Can you pull out each line of the data below that includes the word "color"?

╭─ Exercise inputs

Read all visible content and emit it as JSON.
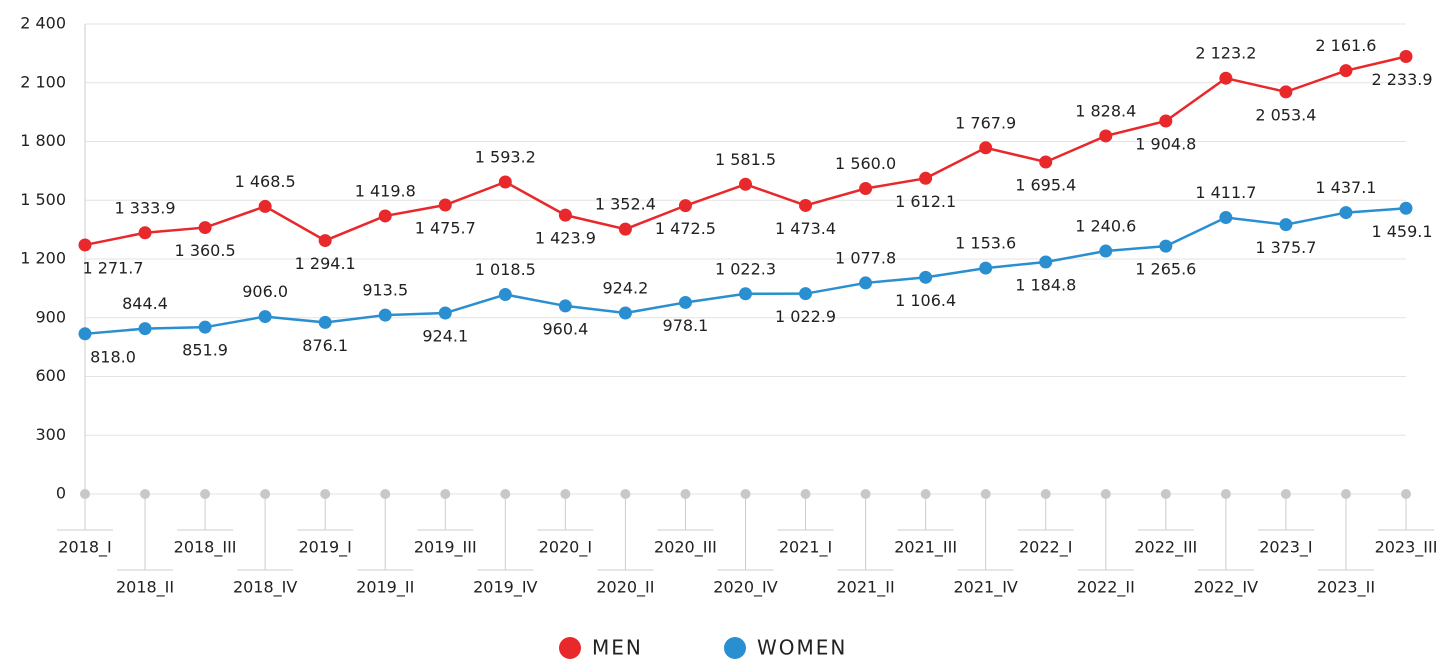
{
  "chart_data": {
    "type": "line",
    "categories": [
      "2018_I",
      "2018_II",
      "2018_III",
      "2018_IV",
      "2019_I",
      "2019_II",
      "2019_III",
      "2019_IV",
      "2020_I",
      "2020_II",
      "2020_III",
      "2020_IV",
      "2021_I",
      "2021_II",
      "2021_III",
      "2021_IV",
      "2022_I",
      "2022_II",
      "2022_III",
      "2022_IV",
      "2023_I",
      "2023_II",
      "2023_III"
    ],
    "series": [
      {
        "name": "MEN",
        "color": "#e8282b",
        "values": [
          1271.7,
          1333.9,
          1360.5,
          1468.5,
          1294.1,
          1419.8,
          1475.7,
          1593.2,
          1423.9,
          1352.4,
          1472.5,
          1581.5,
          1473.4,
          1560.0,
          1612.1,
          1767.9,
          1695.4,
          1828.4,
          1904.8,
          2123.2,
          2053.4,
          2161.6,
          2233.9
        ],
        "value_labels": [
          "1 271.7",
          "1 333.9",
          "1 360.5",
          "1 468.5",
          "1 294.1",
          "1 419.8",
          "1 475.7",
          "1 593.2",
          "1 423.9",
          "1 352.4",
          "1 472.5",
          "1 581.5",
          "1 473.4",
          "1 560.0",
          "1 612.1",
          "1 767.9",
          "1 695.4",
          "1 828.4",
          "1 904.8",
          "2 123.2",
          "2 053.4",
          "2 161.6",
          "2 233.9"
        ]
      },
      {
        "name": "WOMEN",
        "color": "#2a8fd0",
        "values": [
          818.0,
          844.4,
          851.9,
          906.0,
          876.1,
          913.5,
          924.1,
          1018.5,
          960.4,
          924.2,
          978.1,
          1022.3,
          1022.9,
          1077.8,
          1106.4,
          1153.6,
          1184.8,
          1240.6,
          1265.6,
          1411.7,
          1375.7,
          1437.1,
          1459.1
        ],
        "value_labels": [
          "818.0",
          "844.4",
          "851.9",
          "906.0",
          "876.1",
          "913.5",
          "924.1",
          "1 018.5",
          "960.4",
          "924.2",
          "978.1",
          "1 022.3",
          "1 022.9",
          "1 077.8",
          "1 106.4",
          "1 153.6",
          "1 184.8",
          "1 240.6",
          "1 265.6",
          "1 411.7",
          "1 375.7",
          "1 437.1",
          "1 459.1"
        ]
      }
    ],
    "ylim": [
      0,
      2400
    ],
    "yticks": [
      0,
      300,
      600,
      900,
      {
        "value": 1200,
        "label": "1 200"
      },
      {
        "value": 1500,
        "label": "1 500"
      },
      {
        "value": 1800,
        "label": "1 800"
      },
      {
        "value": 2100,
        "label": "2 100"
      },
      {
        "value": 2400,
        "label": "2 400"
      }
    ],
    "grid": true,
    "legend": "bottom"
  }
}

╰─
╭─ Exercise inputs

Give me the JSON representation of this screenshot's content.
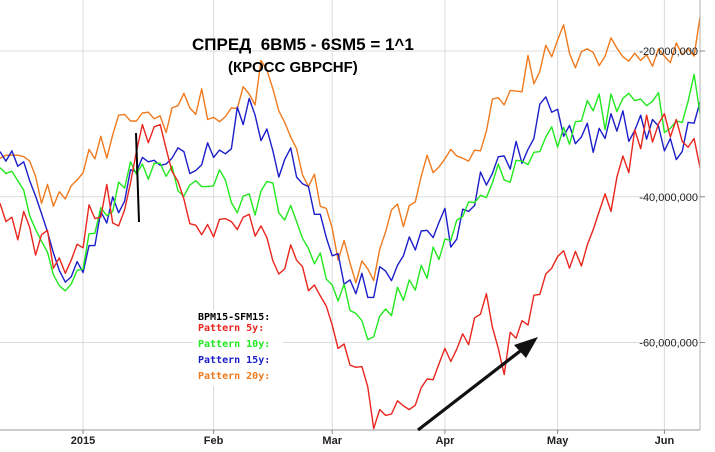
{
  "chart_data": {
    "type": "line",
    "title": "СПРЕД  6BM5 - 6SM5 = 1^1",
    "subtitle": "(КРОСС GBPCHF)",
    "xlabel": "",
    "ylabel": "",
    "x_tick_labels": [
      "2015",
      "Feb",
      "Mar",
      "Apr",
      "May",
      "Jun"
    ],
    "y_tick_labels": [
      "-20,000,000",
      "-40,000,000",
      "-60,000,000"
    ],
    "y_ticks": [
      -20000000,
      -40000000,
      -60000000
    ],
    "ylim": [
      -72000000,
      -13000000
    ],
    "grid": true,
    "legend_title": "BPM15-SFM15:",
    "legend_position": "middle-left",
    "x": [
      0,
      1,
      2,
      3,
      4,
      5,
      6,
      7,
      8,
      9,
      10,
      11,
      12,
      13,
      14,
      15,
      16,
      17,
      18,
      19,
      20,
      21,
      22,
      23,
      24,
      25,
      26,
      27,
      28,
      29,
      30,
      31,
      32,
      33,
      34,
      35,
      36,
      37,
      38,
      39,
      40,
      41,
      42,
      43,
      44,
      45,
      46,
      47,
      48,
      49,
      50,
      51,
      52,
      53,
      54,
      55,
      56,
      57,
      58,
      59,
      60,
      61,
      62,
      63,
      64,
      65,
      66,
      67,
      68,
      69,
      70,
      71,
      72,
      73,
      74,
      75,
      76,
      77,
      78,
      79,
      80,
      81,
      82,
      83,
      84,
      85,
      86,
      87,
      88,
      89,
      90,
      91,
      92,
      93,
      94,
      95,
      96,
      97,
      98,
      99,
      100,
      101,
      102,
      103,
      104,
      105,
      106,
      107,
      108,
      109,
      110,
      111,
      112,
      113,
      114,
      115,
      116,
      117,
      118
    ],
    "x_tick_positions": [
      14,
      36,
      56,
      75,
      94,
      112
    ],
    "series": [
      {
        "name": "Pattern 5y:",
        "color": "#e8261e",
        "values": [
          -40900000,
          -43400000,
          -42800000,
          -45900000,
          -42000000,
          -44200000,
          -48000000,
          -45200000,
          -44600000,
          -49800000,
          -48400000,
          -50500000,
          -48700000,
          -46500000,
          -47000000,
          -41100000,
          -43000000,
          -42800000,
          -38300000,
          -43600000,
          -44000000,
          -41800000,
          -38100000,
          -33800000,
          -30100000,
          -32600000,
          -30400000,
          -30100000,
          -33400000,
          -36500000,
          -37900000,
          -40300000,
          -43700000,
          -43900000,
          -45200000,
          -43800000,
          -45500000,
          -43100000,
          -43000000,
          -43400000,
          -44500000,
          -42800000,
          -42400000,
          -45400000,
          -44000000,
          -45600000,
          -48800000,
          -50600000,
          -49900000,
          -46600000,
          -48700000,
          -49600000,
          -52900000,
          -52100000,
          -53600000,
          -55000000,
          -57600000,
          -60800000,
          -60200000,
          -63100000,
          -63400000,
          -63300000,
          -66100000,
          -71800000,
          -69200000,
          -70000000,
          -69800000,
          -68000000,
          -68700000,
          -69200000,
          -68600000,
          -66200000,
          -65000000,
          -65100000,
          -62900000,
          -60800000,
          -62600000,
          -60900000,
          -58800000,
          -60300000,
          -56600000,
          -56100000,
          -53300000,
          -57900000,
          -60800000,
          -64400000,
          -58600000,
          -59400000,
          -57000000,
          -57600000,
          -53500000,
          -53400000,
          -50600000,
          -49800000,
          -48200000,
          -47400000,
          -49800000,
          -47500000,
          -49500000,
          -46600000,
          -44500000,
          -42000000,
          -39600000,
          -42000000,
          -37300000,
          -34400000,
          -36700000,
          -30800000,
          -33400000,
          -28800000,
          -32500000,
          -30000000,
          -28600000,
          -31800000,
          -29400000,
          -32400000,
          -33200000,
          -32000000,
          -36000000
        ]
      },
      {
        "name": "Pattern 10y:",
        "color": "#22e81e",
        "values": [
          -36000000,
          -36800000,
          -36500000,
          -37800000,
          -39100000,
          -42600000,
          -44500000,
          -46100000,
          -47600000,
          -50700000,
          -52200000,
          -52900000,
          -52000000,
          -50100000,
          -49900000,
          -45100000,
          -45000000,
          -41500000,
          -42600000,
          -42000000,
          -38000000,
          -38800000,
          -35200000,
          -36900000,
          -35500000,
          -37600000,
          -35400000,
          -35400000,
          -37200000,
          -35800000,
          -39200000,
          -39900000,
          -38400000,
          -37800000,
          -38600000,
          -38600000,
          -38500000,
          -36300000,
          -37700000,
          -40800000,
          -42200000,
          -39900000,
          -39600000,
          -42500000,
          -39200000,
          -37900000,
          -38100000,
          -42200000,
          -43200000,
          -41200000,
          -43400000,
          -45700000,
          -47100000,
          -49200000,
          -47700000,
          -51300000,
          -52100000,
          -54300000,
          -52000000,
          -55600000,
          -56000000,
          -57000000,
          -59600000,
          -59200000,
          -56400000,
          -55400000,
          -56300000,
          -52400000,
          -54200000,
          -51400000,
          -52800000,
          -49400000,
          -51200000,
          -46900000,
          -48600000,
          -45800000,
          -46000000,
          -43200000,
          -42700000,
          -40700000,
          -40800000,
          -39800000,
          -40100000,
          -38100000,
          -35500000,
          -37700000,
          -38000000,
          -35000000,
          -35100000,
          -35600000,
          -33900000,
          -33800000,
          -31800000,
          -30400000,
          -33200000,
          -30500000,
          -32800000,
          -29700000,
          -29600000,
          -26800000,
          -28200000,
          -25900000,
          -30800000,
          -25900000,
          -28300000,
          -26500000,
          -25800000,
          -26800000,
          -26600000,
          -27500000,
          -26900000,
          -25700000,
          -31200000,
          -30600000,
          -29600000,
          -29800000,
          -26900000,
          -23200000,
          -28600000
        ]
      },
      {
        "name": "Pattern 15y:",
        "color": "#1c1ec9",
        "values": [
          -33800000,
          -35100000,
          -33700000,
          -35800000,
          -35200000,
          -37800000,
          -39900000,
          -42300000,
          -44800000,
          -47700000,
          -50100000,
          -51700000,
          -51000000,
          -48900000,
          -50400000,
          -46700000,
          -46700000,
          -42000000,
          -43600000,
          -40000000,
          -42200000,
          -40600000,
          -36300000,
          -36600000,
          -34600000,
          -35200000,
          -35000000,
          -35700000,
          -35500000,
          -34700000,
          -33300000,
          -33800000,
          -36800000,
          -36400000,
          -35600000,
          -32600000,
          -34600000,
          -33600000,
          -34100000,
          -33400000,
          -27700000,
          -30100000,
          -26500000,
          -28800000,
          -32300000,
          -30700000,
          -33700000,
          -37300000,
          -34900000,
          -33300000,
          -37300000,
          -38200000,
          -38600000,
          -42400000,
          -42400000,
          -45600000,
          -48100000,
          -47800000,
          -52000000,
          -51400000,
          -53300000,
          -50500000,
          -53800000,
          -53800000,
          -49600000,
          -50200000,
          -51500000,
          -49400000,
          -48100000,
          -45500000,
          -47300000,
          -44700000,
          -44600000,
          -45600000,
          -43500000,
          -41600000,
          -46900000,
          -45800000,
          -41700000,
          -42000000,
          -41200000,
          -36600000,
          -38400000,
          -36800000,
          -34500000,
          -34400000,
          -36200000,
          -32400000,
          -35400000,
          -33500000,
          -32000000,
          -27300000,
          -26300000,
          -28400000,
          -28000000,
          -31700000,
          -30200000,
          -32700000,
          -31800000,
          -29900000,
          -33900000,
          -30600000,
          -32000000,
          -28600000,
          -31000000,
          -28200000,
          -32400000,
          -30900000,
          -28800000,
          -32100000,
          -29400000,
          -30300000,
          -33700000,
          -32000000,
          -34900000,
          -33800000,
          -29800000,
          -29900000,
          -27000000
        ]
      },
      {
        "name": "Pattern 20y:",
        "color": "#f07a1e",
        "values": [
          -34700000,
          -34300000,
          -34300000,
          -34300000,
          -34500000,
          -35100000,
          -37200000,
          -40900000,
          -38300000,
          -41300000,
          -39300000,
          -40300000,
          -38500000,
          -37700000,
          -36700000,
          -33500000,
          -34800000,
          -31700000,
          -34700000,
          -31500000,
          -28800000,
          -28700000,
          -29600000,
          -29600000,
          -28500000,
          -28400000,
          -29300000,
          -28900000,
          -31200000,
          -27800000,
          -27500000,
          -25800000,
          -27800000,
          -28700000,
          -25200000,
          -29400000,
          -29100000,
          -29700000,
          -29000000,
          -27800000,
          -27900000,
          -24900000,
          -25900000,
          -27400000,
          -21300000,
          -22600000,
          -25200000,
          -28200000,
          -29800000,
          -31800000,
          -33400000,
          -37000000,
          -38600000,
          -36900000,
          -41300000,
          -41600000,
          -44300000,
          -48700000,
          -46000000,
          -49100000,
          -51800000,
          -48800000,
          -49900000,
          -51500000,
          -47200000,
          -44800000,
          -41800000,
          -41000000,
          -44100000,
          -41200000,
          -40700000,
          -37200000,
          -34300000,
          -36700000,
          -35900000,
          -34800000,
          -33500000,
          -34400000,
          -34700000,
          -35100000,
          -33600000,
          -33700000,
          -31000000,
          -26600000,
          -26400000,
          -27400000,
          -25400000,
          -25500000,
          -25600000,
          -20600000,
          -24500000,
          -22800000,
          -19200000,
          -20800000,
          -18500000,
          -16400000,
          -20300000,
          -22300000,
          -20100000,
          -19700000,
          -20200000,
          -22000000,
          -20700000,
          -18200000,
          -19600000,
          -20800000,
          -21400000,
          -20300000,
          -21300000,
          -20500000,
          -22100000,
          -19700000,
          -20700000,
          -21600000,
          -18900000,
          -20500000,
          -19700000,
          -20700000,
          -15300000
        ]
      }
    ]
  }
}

╰─

▸ **Problem solution**:
        "color": "#e8282b",
        "color": "#2a8fd0",
        "color": "#e8261e",
        "color": "#22e81e",
        "color": "#1c1ec9",
        "color": "#f07a1e",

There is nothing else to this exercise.